» Material to process:
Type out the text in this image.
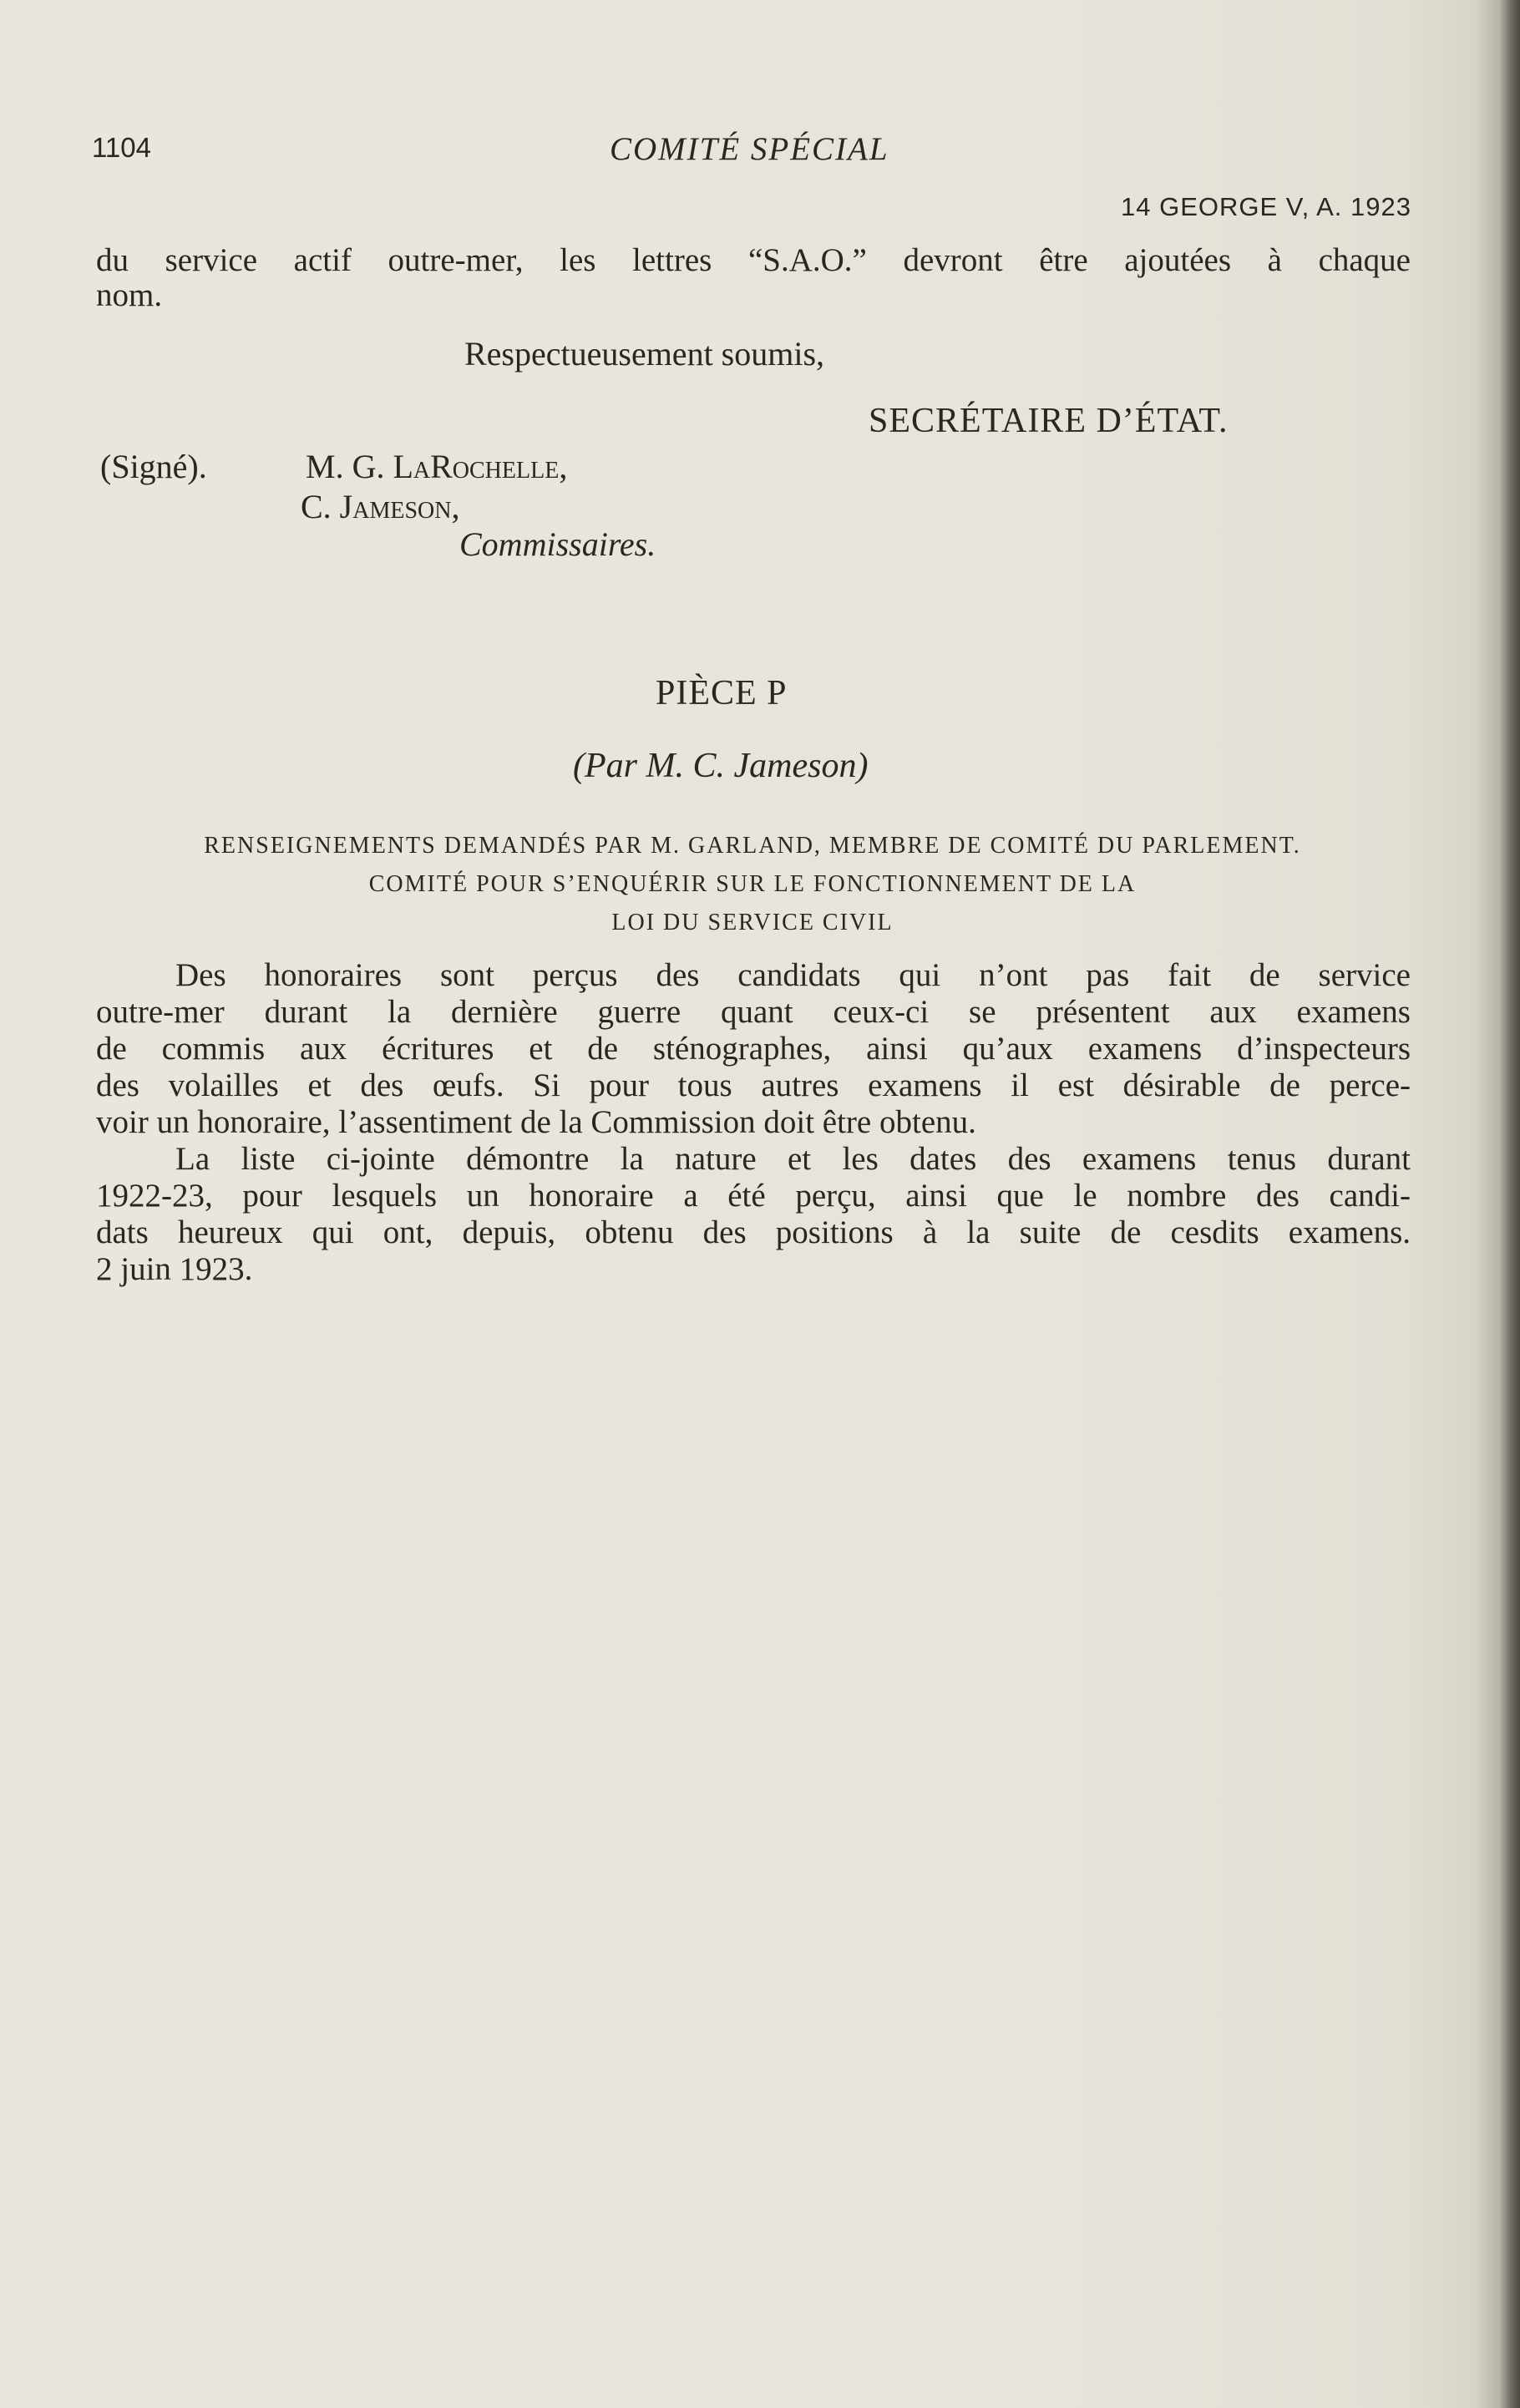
1104	COMITÉ SPÉCIAL
14 GEORGE V, A. 1923
du service actif outre-mer, les lettres “S.A.O.” devront être ajoutées à chaque
nom.
Respectueusement soumis,
SECRÉTAIRE D’ÉTAT.
(Signé).	M. G. LaRochelle,
C. Jameson,
Commissaires.
PIÈCE P
(Par M. C. Jameson)
RENSEIGNEMENTS DEMANDÉS PAR M. GARLAND, MEMBRE DE COMITÉ DU PARLEMENT.
COMITÉ POUR S’ENQUÉRIR SUR LE FONCTIONNEMENT DE LA
LOI DU SERVICE CIVIL
Des honoraires sont perçus des candidats qui n’ont pas fait de service
outre-mer durant la dernière guerre quant ceux-ci se présentent aux examens
de commis aux écritures et de sténographes, ainsi qu’aux examens d’inspecteurs
des volailles et des œufs. Si pour tous autres examens il est désirable de perce-
voir un honoraire, l’assentiment de la Commission doit être obtenu.
La liste ci-jointe démontre la nature et les dates des examens tenus durant
1922-23, pour lesquels un honoraire a été perçu, ainsi que le nombre des candi-
dats heureux qui ont, depuis, obtenu des positions à la suite de cesdits examens.
2 juin 1923.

» Required task:
Go back to the records above and write them out exactly, without the pictures.

» Reply to the exercise:
Type out the text in this image.
1104	COMITÉ SPÉCIAL
14 GEORGE V, A. 1923
du service actif outre-mer, les lettres “S.A.O.” devront être ajoutées à chaque
nom.
Respectueusement soumis,
SECRÉTAIRE D’ÉTAT.
(Signé).	M. G. LaRochelle,
C. Jameson,
Commissaires.
PIÈCE P
(Par M. C. Jameson)
RENSEIGNEMENTS DEMANDÉS PAR M. GARLAND, MEMBRE DE COMITÉ DU PARLEMENT.
COMITÉ POUR S’ENQUÉRIR SUR LE FONCTIONNEMENT DE LA
LOI DU SERVICE CIVIL
Des honoraires sont perçus des candidats qui n’ont pas fait de service
outre-mer durant la dernière guerre quant ceux-ci se présentent aux examens
de commis aux écritures et de sténographes, ainsi qu’aux examens d’inspecteurs
des volailles et des œufs. Si pour tous autres examens il est désirable de perce-
voir un honoraire, l’assentiment de la Commission doit être obtenu.
La liste ci-jointe démontre la nature et les dates des examens tenus durant
1922-23, pour lesquels un honoraire a été perçu, ainsi que le nombre des candi-
dats heureux qui ont, depuis, obtenu des positions à la suite de cesdits examens.
2 juin 1923.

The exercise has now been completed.